● TASK TO COMPLETE: Can you reproduce the data beneath, keeping every line exact?

● DATASET CONTENT:
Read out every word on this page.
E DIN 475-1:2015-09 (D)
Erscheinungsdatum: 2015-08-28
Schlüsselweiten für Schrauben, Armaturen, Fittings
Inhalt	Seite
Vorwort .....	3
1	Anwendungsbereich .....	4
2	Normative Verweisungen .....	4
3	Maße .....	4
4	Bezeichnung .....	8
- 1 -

● RESULT OF THIS TASK:
Read out every word on this page.
E DIN 475-1:2015-09 (D)
Erscheinungsdatum: 2015-08-28
Schlüsselweiten für Schrauben, Armaturen, Fittings
Inhalt	Seite
Vorwort .....	3
1	Anwendungsbereich .....	4
2	Normative Verweisungen .....	4
3	Maße .....	4
4	Bezeichnung .....	8
- 1 -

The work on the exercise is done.